Copy the items from the start through the line containing "conversation-item[interactable]: Eliss ·", replacing "interactable" with "clickable" and keeping everything else the same.

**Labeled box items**
— Begin —

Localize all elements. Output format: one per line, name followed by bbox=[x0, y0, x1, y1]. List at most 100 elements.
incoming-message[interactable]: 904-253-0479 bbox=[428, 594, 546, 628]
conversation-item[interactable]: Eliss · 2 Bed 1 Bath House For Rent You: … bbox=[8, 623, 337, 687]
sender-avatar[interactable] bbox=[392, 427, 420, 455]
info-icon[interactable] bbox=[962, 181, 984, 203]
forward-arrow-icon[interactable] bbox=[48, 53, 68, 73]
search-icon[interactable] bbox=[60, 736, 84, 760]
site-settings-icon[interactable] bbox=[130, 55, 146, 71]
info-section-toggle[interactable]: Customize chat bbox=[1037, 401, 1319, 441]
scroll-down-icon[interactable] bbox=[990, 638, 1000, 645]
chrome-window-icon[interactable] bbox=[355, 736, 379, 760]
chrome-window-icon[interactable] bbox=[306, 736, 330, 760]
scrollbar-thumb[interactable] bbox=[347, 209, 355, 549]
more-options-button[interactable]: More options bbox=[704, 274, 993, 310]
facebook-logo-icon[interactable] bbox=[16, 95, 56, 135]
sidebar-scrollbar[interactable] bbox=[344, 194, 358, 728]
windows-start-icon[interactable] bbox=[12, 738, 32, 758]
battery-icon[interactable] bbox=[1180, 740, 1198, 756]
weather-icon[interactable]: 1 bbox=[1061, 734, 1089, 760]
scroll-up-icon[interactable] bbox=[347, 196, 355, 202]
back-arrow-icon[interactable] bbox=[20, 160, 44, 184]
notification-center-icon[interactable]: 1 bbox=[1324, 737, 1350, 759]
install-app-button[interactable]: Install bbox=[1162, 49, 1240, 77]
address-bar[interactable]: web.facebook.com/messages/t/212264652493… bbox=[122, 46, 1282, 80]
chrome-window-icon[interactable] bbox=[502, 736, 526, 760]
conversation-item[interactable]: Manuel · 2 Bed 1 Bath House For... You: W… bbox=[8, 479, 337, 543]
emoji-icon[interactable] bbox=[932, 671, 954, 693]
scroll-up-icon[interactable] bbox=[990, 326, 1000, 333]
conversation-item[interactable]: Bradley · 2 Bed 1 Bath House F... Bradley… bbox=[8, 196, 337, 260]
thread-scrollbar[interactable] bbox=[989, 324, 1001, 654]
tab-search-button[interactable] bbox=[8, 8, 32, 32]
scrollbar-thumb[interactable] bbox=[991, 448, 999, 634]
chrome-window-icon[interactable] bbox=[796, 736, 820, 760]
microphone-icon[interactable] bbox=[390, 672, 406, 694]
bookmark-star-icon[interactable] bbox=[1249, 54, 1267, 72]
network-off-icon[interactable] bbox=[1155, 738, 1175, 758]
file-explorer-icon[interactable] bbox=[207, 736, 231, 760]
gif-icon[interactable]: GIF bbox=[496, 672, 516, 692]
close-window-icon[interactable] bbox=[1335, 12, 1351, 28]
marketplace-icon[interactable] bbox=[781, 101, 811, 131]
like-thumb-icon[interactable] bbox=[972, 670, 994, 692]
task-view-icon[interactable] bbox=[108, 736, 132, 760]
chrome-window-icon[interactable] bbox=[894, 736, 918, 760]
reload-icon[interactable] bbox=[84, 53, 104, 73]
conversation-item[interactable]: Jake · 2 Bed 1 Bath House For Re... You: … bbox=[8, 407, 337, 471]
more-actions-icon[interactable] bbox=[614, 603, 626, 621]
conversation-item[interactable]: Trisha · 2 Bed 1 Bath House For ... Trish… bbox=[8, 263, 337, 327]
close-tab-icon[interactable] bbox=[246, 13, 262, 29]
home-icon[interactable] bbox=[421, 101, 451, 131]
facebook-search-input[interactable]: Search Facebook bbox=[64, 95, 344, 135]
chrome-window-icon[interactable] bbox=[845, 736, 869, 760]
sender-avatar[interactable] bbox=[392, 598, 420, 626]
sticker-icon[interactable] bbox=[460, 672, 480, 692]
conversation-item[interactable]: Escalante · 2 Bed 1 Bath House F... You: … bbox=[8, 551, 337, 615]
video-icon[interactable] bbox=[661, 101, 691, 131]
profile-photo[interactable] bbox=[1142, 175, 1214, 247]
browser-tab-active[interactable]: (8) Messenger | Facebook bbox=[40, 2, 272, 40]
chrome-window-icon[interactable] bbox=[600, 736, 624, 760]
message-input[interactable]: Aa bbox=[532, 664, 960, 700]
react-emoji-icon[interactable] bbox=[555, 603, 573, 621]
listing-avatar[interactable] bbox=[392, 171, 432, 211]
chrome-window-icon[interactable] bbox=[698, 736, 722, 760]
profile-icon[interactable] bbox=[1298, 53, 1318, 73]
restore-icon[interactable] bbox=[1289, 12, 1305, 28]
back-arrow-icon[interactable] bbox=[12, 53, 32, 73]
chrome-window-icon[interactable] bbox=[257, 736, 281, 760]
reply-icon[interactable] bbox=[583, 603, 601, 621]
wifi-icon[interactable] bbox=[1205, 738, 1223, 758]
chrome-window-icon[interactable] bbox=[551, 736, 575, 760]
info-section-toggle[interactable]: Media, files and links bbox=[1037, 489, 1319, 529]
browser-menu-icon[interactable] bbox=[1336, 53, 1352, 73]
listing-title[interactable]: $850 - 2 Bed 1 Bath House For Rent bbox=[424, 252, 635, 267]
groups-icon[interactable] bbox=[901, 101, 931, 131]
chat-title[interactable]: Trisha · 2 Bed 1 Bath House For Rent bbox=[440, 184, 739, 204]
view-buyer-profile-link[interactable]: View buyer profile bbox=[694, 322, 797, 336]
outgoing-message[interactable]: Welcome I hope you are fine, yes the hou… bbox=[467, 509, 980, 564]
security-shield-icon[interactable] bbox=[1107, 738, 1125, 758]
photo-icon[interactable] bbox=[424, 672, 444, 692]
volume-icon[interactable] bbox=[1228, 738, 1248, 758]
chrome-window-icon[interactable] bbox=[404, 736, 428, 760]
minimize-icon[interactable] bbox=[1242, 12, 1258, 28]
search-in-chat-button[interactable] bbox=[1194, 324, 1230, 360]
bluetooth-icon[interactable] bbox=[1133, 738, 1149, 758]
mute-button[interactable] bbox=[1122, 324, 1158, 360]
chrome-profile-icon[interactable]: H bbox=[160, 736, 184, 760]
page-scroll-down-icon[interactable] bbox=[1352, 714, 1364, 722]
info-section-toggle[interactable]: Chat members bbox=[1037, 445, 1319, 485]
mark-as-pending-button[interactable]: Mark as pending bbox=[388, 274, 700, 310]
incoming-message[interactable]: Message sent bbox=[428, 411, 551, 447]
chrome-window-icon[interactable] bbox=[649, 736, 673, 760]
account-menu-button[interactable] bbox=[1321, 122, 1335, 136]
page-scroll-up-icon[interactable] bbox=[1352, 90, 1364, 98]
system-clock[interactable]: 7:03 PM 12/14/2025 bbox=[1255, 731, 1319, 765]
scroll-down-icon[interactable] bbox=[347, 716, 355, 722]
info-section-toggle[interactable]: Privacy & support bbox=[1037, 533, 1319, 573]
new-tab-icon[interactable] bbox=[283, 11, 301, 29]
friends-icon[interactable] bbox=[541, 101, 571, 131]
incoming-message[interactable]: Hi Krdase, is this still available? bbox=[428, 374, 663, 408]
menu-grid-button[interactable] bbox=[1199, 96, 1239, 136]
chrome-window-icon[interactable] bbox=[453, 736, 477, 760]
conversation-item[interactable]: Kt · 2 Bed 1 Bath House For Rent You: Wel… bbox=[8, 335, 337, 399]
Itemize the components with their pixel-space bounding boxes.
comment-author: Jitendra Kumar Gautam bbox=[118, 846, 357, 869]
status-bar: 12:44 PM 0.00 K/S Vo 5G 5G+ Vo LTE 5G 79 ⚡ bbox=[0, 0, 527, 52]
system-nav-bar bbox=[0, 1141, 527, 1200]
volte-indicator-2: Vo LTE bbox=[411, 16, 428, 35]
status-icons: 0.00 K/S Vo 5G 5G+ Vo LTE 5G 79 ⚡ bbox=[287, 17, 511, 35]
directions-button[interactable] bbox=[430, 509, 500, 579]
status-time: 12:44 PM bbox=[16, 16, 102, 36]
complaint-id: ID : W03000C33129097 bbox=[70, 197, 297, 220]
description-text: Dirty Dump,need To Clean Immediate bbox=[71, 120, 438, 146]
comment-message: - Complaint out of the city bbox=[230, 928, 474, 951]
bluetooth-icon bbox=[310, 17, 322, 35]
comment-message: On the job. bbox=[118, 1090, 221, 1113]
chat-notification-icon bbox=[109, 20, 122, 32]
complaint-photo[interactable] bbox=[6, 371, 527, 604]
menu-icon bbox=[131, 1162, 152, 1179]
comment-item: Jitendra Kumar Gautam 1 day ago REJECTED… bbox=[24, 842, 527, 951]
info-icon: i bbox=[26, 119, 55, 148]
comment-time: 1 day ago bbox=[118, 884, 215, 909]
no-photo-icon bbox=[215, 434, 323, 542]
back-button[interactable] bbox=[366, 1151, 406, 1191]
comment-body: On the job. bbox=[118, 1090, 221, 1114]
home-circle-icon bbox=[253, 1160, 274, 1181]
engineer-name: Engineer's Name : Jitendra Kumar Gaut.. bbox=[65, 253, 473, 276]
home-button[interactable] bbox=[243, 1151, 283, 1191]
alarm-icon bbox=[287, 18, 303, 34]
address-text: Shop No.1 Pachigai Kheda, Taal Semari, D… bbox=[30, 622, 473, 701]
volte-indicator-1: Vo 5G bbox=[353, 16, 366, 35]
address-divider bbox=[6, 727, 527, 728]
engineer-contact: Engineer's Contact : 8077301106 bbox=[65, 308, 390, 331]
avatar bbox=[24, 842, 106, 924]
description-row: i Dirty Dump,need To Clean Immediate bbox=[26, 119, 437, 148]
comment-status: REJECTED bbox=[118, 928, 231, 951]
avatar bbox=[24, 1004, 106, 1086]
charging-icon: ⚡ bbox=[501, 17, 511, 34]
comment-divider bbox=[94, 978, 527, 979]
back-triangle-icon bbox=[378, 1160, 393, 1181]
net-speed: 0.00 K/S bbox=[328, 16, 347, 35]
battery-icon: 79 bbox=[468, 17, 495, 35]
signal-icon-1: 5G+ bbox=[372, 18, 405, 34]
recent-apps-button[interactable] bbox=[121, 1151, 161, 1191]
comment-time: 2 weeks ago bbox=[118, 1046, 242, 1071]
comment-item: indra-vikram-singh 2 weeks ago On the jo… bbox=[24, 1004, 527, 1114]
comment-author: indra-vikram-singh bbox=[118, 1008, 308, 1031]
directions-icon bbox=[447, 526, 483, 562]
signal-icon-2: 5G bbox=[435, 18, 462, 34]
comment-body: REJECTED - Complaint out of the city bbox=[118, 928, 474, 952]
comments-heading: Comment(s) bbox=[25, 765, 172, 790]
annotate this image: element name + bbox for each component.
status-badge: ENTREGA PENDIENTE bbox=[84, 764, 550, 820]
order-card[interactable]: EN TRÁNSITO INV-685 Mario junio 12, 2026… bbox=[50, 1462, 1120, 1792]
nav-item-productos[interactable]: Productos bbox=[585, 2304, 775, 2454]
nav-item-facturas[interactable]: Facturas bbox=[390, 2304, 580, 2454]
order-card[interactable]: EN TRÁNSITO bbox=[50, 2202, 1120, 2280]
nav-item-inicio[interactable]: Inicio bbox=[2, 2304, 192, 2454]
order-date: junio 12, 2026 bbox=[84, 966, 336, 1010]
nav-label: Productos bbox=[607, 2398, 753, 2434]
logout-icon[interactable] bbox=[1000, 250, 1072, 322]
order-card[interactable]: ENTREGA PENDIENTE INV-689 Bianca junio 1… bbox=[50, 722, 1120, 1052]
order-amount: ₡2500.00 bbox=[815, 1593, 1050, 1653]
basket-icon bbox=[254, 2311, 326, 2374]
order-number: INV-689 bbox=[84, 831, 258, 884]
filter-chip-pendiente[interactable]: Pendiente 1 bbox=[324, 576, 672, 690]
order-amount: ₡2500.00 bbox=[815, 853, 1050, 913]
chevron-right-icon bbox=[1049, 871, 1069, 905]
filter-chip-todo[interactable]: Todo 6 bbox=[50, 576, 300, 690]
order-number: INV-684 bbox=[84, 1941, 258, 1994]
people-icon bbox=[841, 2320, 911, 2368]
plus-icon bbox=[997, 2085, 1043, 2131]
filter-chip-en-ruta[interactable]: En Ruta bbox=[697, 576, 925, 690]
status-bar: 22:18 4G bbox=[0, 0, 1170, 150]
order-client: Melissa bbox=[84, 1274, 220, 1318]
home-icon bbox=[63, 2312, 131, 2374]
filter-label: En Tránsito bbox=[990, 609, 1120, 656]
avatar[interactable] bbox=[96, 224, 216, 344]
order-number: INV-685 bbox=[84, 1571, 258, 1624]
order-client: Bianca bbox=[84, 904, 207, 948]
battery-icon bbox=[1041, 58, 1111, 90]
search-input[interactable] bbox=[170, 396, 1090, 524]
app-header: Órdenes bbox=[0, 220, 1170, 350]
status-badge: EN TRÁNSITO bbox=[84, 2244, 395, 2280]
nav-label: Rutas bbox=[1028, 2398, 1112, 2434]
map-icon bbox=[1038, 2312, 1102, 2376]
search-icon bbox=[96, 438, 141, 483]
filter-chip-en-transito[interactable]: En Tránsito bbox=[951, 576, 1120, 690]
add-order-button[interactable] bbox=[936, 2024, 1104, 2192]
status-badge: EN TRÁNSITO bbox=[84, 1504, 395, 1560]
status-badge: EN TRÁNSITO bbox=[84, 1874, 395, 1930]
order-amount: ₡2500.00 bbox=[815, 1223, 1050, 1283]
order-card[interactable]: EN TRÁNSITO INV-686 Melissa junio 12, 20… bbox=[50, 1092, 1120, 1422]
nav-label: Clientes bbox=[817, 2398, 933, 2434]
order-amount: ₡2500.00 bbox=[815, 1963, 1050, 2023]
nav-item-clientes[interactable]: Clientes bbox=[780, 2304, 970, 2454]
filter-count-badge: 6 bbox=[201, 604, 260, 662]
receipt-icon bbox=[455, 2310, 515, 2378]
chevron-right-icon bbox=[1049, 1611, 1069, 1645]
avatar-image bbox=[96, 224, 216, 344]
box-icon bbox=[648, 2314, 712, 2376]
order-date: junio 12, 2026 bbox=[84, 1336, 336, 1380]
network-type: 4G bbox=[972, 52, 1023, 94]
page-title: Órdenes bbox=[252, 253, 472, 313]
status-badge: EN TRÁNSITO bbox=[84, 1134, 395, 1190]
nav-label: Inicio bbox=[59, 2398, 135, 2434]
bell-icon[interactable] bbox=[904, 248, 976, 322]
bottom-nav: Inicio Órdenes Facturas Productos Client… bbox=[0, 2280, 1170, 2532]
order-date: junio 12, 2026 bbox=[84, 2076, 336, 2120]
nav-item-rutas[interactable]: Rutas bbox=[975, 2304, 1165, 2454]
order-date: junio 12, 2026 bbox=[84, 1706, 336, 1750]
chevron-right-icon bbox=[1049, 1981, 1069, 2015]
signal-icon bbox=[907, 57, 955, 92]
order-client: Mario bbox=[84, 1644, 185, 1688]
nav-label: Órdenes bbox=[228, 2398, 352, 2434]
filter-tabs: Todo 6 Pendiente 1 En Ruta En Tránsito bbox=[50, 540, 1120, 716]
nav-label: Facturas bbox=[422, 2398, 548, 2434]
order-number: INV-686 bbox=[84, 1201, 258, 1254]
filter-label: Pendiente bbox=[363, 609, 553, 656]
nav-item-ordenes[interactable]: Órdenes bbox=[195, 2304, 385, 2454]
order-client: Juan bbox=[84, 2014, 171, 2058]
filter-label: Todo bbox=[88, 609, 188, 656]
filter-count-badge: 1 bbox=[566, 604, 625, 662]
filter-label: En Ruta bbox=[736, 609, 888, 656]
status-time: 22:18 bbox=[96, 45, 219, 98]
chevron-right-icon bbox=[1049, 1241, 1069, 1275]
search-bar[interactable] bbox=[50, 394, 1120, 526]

— End —

**ANSWER BELOW**
Localize all elements. Output format: one per line, name followed by bbox=[x0, y0, x1, y1]. List at most 100 elements.
incoming-message[clickable]: 904-253-0479 bbox=[428, 594, 546, 628]
conversation-item[clickable]: Eliss · 2 Bed 1 Bath House For Rent You: … bbox=[8, 623, 337, 687]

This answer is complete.